* Provided information
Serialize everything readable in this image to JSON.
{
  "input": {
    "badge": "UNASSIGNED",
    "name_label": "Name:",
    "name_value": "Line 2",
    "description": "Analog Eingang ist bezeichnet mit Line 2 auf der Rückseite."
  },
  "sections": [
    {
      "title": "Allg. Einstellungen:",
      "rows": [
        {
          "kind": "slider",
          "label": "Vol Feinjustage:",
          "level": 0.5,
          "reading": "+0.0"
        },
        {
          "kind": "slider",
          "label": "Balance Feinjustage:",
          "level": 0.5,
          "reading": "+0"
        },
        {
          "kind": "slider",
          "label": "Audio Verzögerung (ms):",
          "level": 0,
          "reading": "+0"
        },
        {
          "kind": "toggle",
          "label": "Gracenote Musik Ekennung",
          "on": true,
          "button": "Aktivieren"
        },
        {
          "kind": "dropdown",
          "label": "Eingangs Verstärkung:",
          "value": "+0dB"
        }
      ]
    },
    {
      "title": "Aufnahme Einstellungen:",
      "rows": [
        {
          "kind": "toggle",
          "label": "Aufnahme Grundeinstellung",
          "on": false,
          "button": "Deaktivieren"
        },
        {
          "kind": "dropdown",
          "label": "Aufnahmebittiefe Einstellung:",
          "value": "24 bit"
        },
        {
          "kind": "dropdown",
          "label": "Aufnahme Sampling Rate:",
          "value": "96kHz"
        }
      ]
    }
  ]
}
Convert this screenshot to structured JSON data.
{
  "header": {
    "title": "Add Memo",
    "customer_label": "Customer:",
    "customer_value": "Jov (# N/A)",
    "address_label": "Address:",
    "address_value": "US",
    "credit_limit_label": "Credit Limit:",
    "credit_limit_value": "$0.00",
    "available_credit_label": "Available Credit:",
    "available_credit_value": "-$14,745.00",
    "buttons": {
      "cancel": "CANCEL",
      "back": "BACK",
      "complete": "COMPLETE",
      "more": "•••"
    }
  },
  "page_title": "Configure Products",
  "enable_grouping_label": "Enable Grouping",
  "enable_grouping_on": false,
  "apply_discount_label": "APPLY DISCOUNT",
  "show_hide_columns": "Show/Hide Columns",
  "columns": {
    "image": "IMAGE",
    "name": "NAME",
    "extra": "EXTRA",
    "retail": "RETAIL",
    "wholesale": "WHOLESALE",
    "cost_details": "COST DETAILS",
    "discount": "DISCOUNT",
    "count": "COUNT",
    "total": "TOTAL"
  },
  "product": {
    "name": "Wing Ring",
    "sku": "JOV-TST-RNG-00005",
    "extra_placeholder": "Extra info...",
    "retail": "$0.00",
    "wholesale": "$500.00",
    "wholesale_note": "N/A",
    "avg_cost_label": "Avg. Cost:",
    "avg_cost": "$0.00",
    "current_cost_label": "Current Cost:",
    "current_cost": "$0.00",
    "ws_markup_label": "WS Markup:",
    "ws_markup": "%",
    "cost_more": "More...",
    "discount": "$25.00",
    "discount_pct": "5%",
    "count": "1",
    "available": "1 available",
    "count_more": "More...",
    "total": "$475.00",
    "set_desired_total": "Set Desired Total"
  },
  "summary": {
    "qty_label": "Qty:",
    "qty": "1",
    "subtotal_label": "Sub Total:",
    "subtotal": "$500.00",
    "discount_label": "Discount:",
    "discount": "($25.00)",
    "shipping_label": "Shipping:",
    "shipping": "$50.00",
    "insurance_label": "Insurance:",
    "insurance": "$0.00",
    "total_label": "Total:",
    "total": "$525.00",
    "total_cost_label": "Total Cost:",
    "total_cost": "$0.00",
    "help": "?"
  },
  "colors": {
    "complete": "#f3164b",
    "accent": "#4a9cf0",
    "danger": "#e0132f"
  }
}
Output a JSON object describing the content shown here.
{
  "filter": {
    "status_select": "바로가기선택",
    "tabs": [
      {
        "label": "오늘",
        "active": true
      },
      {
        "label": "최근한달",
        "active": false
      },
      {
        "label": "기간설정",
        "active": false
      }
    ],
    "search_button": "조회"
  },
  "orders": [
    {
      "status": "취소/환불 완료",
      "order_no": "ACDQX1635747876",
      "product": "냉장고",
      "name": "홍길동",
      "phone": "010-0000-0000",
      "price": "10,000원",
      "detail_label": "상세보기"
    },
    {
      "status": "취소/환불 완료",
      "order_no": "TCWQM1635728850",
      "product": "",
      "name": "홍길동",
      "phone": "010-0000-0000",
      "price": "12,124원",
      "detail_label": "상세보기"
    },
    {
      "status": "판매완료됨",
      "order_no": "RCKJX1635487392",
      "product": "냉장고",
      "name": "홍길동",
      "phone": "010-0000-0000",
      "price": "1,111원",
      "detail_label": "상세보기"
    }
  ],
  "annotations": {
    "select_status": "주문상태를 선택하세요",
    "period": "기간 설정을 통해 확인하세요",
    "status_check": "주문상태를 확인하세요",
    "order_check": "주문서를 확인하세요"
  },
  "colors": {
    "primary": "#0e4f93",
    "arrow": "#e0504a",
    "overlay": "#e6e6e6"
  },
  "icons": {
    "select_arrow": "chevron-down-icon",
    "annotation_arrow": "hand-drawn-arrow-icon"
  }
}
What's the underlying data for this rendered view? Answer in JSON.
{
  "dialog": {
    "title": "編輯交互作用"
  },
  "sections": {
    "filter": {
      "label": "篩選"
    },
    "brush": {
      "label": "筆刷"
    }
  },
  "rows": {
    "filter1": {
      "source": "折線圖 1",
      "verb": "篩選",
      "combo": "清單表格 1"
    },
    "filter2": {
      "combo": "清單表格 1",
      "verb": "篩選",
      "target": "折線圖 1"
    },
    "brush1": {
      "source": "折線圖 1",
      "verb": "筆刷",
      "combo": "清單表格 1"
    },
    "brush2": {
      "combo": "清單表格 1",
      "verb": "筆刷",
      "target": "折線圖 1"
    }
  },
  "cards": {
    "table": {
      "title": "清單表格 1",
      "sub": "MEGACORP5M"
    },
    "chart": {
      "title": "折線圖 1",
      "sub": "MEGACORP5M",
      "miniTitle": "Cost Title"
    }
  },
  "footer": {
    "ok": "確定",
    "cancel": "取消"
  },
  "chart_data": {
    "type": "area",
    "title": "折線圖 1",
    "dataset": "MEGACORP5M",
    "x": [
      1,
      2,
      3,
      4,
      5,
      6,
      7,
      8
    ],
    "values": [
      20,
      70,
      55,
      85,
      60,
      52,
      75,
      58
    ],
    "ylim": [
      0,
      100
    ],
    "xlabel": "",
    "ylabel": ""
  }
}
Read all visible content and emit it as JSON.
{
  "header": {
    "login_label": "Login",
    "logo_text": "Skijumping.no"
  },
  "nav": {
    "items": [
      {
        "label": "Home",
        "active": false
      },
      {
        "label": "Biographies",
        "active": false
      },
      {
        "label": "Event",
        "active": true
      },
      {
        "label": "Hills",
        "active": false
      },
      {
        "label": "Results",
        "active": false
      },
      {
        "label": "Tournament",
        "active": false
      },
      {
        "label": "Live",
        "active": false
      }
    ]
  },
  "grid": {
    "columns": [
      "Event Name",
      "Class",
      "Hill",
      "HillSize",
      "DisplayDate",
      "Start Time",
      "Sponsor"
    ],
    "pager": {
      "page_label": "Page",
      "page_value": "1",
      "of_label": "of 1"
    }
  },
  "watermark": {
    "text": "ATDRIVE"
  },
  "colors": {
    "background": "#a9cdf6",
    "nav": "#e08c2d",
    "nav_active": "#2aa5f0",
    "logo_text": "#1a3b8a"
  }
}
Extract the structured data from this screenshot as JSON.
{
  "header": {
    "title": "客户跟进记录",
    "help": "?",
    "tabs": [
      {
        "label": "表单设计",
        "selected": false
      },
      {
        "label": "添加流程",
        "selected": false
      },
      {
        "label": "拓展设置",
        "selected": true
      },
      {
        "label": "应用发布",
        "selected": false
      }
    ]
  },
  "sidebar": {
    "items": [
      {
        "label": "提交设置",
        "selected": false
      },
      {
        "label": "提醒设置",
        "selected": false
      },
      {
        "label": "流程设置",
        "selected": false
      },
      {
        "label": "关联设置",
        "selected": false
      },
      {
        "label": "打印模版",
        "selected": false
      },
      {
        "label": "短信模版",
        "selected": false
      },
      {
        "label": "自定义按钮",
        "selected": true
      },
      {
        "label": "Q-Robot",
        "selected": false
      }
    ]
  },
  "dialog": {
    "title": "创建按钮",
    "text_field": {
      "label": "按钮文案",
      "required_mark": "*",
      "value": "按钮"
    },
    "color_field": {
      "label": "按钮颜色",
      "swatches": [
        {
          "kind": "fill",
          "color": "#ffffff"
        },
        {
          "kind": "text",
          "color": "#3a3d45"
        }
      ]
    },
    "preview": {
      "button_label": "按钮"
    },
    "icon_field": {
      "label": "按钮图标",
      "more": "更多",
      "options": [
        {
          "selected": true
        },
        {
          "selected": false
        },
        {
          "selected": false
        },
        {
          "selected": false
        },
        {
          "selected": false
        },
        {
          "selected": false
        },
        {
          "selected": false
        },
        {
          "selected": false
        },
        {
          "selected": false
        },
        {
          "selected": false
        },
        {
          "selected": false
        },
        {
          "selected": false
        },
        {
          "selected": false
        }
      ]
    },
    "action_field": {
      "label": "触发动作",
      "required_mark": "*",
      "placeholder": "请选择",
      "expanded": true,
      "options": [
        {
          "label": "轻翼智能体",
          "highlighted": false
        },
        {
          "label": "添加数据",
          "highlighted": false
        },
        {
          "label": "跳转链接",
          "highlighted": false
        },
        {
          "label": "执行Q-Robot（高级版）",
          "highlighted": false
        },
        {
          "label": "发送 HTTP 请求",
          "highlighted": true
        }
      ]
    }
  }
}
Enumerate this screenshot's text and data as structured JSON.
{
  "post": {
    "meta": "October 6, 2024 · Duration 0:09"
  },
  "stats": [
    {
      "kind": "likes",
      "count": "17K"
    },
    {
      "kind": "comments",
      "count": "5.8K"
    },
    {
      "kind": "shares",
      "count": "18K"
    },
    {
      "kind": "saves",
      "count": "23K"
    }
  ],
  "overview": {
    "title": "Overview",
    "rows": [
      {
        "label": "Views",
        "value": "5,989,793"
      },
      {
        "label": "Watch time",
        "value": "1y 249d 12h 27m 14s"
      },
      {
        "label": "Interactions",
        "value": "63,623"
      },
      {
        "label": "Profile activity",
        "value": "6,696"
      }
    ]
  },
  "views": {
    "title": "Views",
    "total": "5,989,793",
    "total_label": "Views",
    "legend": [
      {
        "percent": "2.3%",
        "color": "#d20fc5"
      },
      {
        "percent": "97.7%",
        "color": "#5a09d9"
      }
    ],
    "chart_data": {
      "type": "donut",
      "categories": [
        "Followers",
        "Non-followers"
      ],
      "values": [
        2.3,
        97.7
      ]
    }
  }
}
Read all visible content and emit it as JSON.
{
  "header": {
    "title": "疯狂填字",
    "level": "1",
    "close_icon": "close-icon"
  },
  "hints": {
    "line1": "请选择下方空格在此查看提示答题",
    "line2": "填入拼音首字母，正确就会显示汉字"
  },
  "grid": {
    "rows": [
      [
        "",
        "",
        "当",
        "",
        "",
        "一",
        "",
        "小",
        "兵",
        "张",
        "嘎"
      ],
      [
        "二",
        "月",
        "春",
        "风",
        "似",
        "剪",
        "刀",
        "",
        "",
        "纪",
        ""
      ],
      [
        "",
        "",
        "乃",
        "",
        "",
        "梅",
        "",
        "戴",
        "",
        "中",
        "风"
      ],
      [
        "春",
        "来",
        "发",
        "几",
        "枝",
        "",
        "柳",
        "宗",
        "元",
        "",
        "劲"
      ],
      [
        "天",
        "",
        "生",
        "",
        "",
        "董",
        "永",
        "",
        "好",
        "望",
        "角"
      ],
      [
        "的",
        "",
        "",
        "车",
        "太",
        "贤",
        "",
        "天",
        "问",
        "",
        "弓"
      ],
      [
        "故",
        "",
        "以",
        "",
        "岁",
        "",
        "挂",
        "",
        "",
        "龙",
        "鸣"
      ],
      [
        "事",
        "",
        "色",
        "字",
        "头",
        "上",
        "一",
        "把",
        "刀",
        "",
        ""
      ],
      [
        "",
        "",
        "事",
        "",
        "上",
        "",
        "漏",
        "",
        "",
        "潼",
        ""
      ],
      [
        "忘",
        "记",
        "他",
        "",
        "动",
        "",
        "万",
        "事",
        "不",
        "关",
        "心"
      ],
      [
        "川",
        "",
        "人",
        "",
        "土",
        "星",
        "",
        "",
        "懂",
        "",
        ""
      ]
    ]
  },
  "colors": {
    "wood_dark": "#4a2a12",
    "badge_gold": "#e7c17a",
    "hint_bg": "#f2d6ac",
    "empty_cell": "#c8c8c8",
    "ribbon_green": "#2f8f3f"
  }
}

* Brief
Collect each line holding the string "true".

* Answer to this problem
          "on": true,
        "active": true
        "active": true
        "selected": true
        "selected": true
          "selected": true
      "expanded": true,
          "highlighted": true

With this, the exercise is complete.